▶ _RECORD EXCERPTS_
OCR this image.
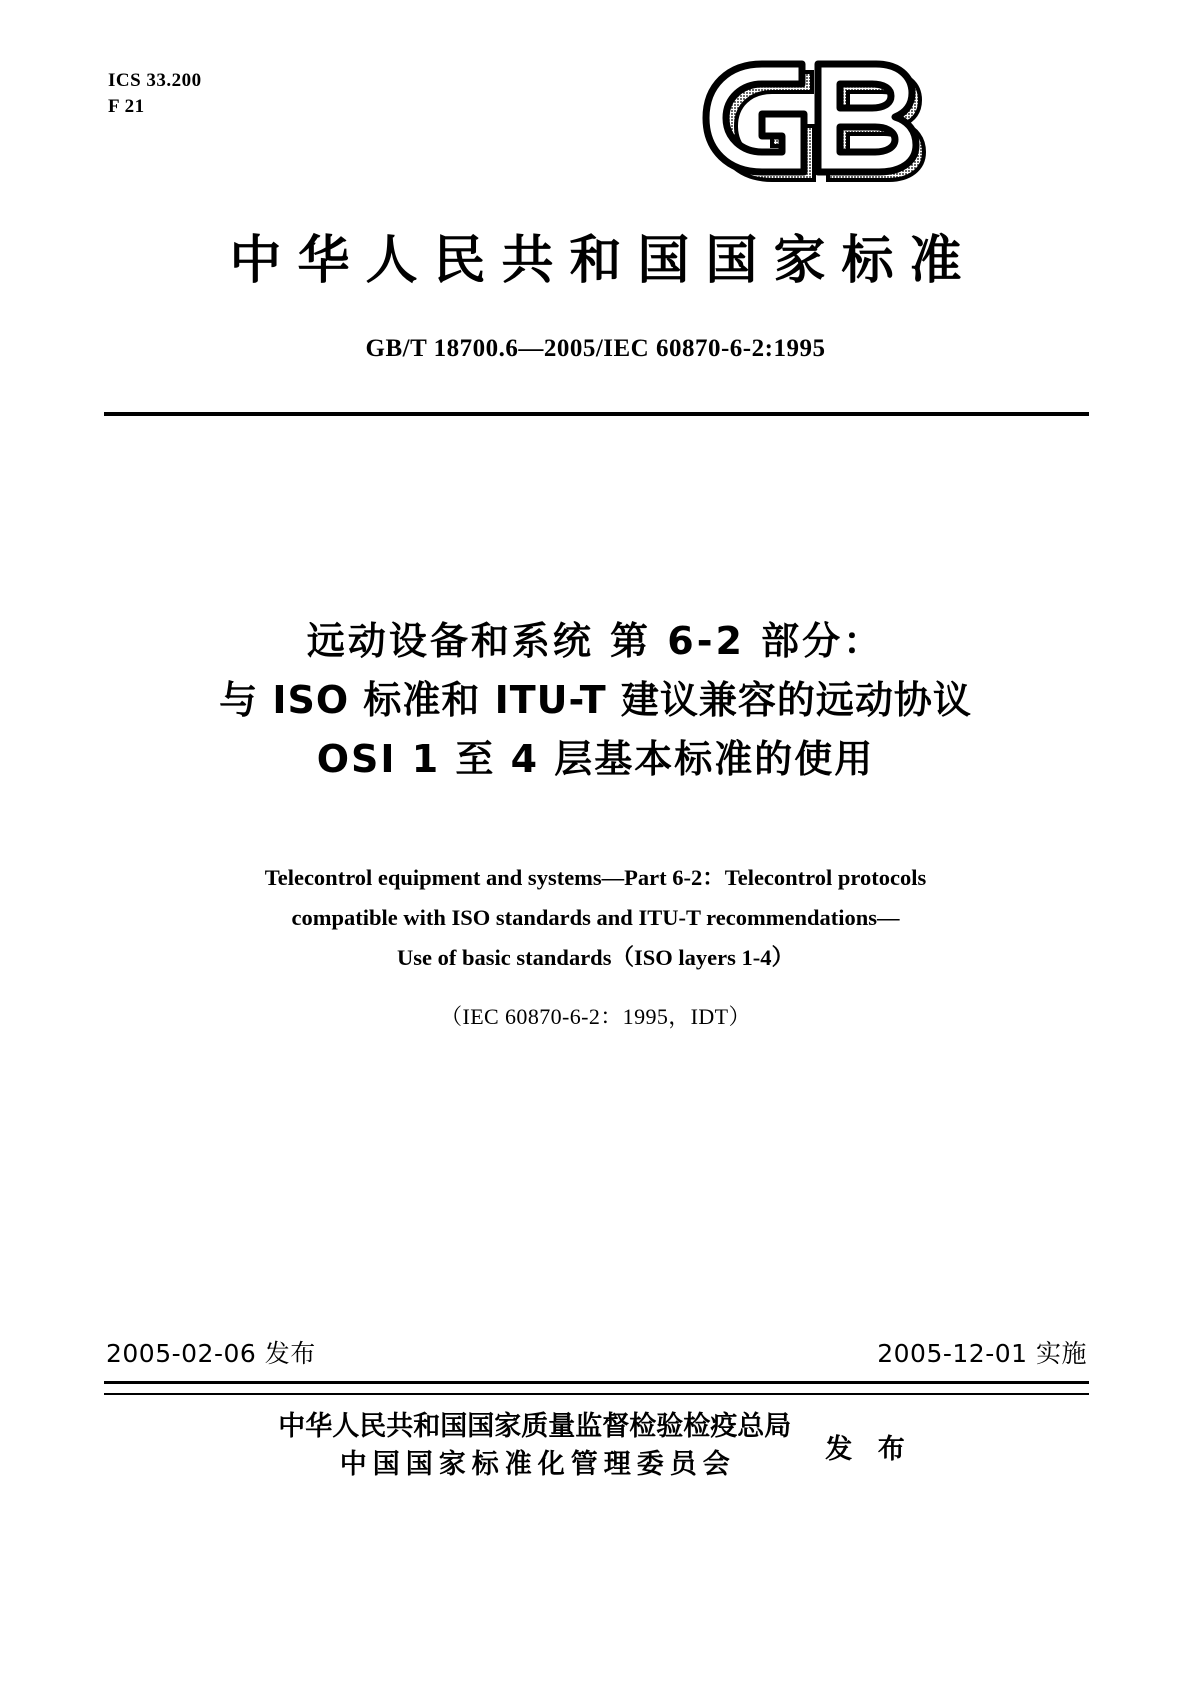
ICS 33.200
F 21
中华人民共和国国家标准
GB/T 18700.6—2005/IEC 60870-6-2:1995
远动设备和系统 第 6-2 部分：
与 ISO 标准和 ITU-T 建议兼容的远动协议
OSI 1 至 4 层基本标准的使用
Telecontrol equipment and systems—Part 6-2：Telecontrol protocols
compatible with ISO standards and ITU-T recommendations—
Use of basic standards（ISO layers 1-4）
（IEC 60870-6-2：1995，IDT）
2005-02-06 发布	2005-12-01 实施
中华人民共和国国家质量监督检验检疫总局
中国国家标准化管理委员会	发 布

▶ _SHORT EXERCISE_
Give every record back exactly as it reads, with no images.

▶ _RESPONSE TO THIS EXERCISE_
OCR this image.
ICS 33.200
F 21
中华人民共和国国家标准
GB/T 18700.6—2005/IEC 60870-6-2:1995
远动设备和系统 第 6-2 部分：
与 ISO 标准和 ITU-T 建议兼容的远动协议
OSI 1 至 4 层基本标准的使用
Telecontrol equipment and systems—Part 6-2：Telecontrol protocols
compatible with ISO standards and ITU-T recommendations—
Use of basic standards（ISO layers 1-4）
（IEC 60870-6-2：1995，IDT）
2005-02-06 发布	2005-12-01 实施
中华人民共和国国家质量监督检验检疫总局
中国国家标准化管理委员会	发 布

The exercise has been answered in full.